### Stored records

┌──

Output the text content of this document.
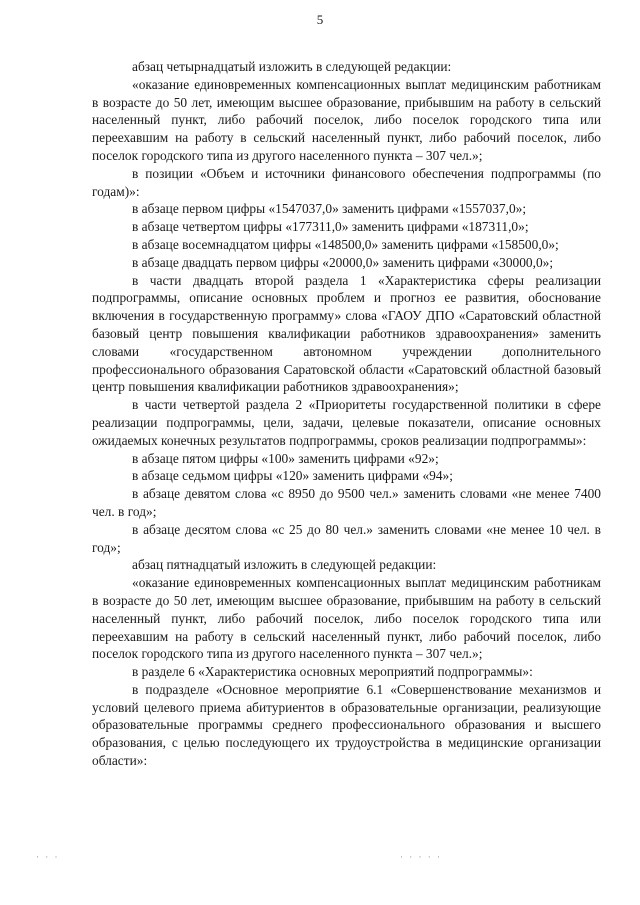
5

абзац четырнадцатый изложить в следующей редакции:

«оказание единовременных компенсационных выплат медицинским работникам в возрасте до 50 лет, имеющим высшее образование, прибывшим на работу в сельский населенный пункт, либо рабочий поселок, либо поселок городского типа или переехавшим на работу в сельский населенный пункт, либо рабочий поселок, либо поселок городского типа из другого населенного пункта – 307 чел.»;

в позиции «Объем и источники финансового обеспечения подпрограммы (по годам)»:

в абзаце первом цифры «1547037,0» заменить цифрами «1557037,0»;

в абзаце четвертом цифры «177311,0» заменить цифрами «187311,0»;

в абзаце восемнадцатом цифры «148500,0» заменить цифрами «158500,0»;

в абзаце двадцать первом цифры «20000,0» заменить цифрами «30000,0»;

в части двадцать второй раздела 1 «Характеристика сферы реализации подпрограммы, описание основных проблем и прогноз ее развития, обоснование включения в государственную программу» слова «ГАОУ ДПО «Саратовский областной базовый центр повышения квалификации работников здравоохранения» заменить словами «государственном автономном учреждении дополнительного профессионального образования Саратовской области «Саратовский областной базовый центр повышения квалификации работников здравоохранения»;

в части четвертой раздела 2 «Приоритеты государственной политики в сфере реализации подпрограммы, цели, задачи, целевые показатели, описание основных ожидаемых конечных результатов подпрограммы, сроков реализации подпрограммы»:

в абзаце пятом цифры «100» заменить цифрами «92»;

в абзаце седьмом цифры «120» заменить цифрами «94»;

в абзаце девятом слова «с 8950 до 9500 чел.» заменить словами «не менее 7400 чел. в год»;

в абзаце десятом слова «с 25 до 80 чел.» заменить словами «не менее 10 чел. в год»;

абзац пятнадцатый изложить в следующей редакции:

«оказание единовременных компенсационных выплат медицинским работникам в возрасте до 50 лет, имеющим высшее образование, прибывшим на работу в сельский населенный пункт, либо рабочий поселок, либо поселок городского типа или переехавшим на работу в сельский населенный пункт, либо рабочий поселок, либо поселок городского типа из другого населенного пункта – 307 чел.»;

в разделе 6 «Характеристика основных мероприятий подпрограммы»:

в подразделе «Основное мероприятие 6.1 «Совершенствование механизмов и условий целевого приема абитуриентов в образовательные организации, реализующие образовательные программы среднего профессионального образования и высшего образования, с целью последующего их трудоустройства в медицинские организации области»:

· · ·	· · · · ·
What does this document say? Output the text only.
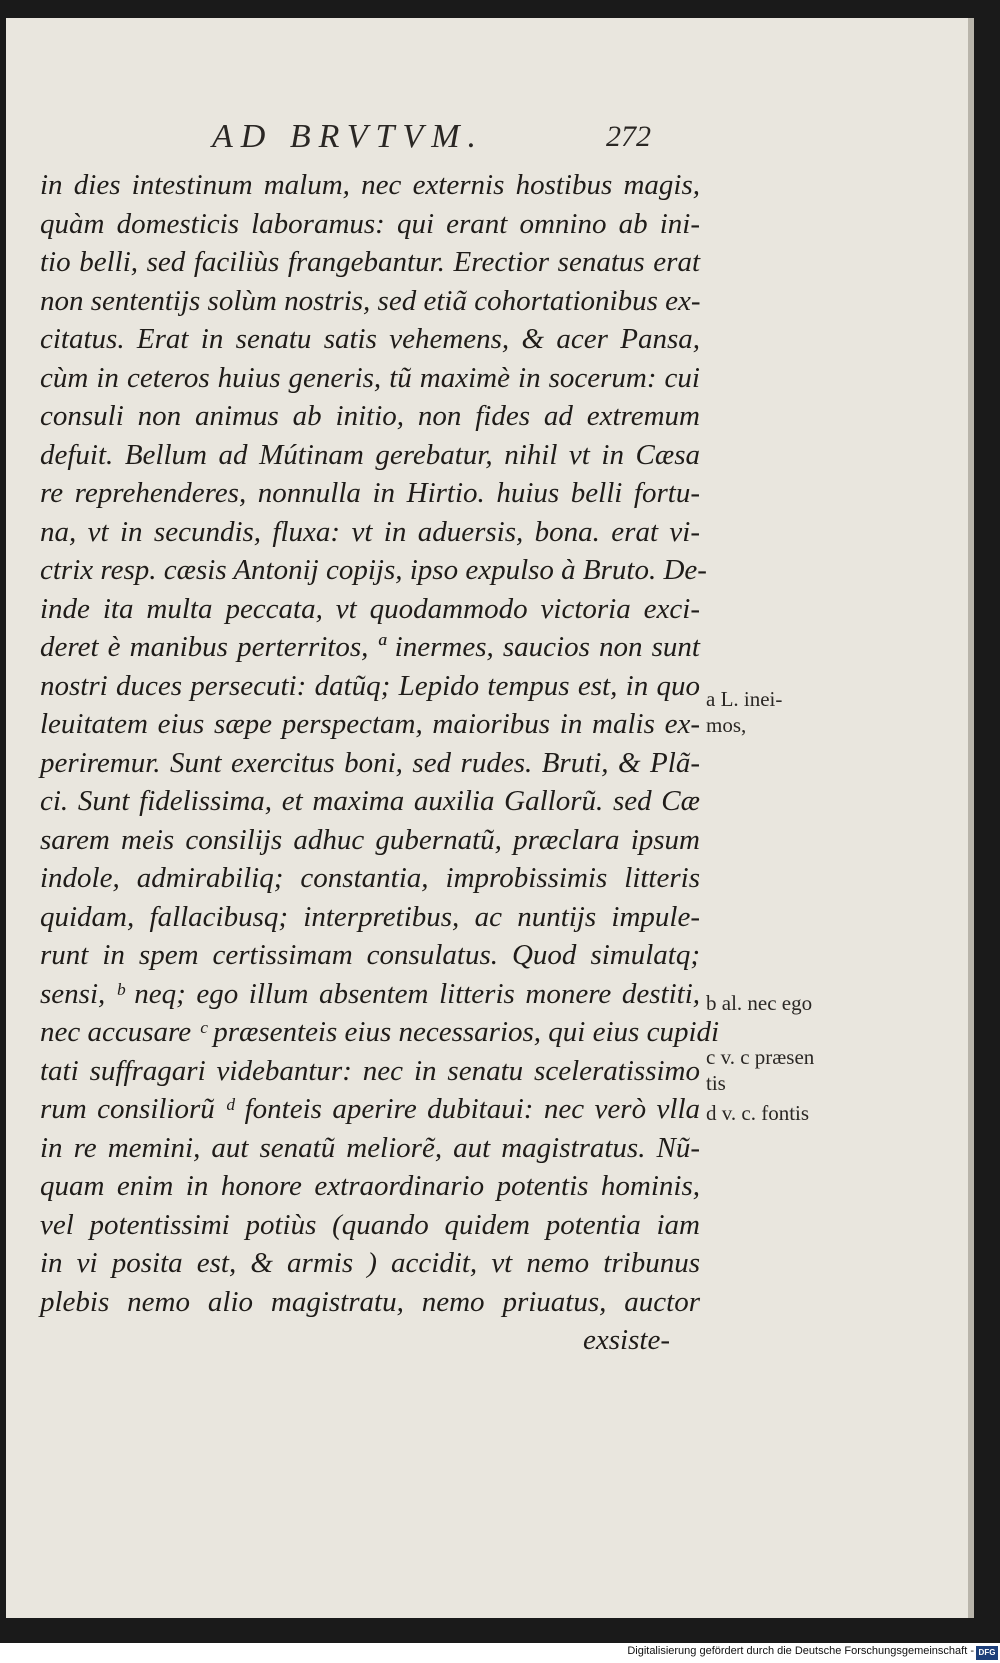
AD BRVTVM.	272
in dies intestinum malum, nec externis hostibus magis,
quàm domesticis laboramus: qui erant omnino ab ini-
tio belli, sed faciliùs frangebantur. Erectior senatus erat
non sententijs solùm nostris, sed etiã cohortationibus ex-
citatus. Erat in senatu satis vehemens, & acer Pansa,
cùm in ceteros huius generis, tũ maximè in socerum: cui
consuli non animus ab initio, non fides ad extremum
defuit. Bellum ad Mútinam gerebatur, nihil vt in Cæsa
re reprehenderes, nonnulla in Hirtio. huius belli fortu-
na, vt in secundis, fluxa: vt in aduersis, bona. erat vi-
ctrix resp. cæsis Antonij copijs, ipso expulso à Bruto. De-
inde ita multa peccata, vt quodammodo victoria exci-
deret è manibus perterritos, ª inermes, saucios non sunt
nostri duces persecuti: datũq; Lepido tempus est, in quo
leuitatem eius sæpe perspectam, maioribus in malis ex-
periremur. Sunt exercitus boni, sed rudes. Bruti, & Plã-
ci. Sunt fidelissima, et maxima auxilia Gallorũ. sed Cæ
sarem meis consilijs adhuc gubernatũ, præclara ipsum
indole, admirabiliq; constantia, improbissimis litteris
quidam, fallacibusq; interpretibus, ac nuntijs impule-
runt in spem certissimam consulatus. Quod simulatq;
sensi, ᵇ neq; ego illum absentem litteris monere destiti,
nec accusare ᶜ præsenteis eius necessarios, qui eius cupidi
tati suffragari videbantur: nec in senatu sceleratissimo
rum consiliorũ ᵈ fonteis aperire dubitaui: nec verò vlla
in re memini, aut senatũ meliorẽ, aut magistratus. Nũ-
quam enim in honore extraordinario potentis hominis,
vel potentissimi potiùs (quando quidem potentia iam
in vi posita est, & armis ) accidit, vt nemo tribunus
plebis nemo alio magistratu, nemo priuatus, auctor
exsiste-
a L. inei-
mos,
b al. nec ego
c v. c præsen
tis
d v. c. fontis
Digitalisierung gefördert durch die Deutsche Forschungsgemeinschaft - DFG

└──

### Given exercise
Filter the listing for the word "следующей" and copy every line that holds it.

### Problem solution
абзац четырнадцатый изложить в следующей редакции:
абзац пятнадцатый изложить в следующей редакции:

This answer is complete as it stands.